→ **Goal of the exercise**
Return each line of the listing that contains the string "smoothed".

→ **Stored data**
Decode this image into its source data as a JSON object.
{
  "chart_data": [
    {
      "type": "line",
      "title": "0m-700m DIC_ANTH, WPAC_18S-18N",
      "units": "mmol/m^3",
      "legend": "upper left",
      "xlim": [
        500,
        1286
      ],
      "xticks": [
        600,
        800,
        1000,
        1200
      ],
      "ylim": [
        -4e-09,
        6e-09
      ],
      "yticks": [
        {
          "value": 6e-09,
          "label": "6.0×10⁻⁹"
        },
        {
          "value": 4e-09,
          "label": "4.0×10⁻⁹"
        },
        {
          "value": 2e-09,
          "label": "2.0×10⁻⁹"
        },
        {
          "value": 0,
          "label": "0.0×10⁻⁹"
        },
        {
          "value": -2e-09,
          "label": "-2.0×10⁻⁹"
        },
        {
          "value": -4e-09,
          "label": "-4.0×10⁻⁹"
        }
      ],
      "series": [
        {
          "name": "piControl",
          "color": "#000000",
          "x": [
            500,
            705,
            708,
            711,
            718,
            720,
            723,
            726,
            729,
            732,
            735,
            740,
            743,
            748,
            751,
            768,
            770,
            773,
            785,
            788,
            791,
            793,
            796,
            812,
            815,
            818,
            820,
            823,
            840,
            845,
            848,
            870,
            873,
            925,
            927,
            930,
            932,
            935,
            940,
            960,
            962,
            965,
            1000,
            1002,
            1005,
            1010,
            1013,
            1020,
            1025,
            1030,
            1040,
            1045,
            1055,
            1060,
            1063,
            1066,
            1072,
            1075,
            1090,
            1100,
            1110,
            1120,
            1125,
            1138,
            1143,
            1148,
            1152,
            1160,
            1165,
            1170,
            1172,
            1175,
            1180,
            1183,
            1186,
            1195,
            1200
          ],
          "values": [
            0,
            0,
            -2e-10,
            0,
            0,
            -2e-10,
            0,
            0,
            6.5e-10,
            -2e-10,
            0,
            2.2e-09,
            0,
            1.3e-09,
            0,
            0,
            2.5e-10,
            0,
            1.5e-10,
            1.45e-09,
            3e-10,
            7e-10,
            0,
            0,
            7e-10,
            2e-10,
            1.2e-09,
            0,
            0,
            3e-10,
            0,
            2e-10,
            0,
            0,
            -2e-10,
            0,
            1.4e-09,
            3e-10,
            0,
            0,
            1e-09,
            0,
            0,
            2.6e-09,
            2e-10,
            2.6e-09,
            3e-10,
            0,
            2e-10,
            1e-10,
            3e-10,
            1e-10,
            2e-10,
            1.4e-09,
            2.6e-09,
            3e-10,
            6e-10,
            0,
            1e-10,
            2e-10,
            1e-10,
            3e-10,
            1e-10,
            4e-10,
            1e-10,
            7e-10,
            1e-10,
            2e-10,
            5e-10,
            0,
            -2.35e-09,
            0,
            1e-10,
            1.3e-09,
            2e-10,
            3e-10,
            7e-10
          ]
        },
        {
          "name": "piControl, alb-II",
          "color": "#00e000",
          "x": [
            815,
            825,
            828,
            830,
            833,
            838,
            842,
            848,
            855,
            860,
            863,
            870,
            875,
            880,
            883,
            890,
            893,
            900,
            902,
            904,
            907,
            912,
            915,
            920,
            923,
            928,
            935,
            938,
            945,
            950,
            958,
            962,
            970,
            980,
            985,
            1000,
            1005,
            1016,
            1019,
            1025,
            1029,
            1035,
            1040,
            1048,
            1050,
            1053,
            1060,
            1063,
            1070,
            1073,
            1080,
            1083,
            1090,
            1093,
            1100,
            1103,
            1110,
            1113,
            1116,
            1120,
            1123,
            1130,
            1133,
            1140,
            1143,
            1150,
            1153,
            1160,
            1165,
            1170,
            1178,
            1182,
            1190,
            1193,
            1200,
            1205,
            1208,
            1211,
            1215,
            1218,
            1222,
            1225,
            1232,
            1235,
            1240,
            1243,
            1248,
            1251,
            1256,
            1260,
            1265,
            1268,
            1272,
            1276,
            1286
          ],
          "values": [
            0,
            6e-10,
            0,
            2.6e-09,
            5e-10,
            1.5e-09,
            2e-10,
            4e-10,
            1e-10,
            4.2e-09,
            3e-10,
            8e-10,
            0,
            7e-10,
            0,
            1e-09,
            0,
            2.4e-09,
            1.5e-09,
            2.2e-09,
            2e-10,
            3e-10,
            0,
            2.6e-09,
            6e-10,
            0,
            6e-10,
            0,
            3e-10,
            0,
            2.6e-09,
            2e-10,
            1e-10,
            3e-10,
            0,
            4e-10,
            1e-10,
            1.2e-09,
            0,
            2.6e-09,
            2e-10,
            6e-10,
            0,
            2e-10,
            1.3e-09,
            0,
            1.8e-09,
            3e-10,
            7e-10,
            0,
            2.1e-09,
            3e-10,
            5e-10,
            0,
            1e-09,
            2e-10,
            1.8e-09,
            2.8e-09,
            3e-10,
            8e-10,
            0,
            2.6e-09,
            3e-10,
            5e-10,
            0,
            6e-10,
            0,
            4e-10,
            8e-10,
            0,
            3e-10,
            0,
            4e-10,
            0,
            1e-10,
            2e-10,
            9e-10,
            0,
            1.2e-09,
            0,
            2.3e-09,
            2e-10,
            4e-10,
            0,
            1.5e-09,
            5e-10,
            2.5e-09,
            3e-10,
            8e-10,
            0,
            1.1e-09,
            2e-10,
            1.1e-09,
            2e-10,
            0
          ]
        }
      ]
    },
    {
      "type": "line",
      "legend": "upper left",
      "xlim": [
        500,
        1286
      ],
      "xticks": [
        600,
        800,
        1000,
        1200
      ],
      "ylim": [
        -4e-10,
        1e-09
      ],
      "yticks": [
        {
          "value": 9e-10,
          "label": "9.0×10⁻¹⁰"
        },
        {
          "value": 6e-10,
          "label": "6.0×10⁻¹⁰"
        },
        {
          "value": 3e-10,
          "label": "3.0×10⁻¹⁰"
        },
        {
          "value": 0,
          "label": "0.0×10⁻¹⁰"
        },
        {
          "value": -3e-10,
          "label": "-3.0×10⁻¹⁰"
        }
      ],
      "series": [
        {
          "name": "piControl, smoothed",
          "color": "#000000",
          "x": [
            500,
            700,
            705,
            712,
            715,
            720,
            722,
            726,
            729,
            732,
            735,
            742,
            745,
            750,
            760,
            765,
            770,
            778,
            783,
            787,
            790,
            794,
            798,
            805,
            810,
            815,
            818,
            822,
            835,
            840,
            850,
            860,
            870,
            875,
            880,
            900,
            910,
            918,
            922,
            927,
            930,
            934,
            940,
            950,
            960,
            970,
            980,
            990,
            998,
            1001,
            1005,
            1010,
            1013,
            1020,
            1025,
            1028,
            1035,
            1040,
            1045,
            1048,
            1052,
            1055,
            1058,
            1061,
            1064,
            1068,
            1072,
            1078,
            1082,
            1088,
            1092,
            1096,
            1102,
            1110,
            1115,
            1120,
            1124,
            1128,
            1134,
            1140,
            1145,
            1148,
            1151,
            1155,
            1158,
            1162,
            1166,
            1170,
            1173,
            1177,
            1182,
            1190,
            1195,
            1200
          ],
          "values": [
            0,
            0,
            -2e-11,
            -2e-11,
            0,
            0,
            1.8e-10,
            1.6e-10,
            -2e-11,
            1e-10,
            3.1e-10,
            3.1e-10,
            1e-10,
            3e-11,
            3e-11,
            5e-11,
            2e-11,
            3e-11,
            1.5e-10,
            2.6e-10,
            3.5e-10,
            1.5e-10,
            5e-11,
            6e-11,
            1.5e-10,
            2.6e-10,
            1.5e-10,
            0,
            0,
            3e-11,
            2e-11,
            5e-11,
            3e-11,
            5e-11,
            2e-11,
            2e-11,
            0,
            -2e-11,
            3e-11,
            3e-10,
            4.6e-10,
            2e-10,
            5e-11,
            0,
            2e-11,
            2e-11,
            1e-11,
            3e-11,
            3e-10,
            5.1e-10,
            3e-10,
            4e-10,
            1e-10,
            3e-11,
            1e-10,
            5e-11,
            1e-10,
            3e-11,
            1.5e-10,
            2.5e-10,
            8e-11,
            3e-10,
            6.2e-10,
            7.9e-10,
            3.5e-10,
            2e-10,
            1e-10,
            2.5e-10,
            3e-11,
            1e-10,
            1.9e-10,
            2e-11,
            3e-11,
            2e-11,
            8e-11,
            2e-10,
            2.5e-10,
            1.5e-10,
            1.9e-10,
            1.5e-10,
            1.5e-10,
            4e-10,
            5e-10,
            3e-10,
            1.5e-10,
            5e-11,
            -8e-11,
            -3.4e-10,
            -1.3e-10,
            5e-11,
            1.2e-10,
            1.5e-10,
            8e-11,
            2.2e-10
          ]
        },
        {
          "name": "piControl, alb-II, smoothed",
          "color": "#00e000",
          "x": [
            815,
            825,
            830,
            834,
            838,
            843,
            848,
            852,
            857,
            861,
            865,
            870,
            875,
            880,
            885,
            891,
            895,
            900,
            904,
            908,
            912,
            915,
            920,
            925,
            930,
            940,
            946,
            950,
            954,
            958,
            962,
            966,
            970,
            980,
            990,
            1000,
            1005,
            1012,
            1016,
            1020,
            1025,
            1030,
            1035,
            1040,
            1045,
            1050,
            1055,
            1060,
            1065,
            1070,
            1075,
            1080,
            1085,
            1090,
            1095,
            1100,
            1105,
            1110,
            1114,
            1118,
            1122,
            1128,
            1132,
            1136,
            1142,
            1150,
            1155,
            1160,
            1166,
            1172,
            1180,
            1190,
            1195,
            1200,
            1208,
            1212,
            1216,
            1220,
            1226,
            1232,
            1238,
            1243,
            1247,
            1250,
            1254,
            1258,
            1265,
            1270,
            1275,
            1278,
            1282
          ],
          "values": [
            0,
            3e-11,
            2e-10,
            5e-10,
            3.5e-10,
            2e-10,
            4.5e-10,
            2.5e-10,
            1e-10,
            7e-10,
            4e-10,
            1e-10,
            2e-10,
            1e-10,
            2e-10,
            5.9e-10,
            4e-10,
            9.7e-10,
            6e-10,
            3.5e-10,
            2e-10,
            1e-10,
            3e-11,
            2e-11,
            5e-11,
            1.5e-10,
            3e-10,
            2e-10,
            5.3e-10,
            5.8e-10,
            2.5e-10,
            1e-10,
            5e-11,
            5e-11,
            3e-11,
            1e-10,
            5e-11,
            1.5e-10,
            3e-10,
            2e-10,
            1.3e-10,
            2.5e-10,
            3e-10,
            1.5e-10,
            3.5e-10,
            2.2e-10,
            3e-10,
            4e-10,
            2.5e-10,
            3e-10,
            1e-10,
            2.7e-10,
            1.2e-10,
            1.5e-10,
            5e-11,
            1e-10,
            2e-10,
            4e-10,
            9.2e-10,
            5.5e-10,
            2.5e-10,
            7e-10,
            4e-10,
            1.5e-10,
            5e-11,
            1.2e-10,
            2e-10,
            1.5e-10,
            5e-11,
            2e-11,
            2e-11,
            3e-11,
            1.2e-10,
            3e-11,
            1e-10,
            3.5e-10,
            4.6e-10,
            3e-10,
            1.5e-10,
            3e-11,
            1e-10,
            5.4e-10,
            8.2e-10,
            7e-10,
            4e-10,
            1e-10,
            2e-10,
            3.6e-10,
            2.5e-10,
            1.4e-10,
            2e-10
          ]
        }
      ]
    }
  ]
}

→ **Answer for this exercise**
          "name": "piControl, smoothed",
          "name": "piControl, alb-II, smoothed",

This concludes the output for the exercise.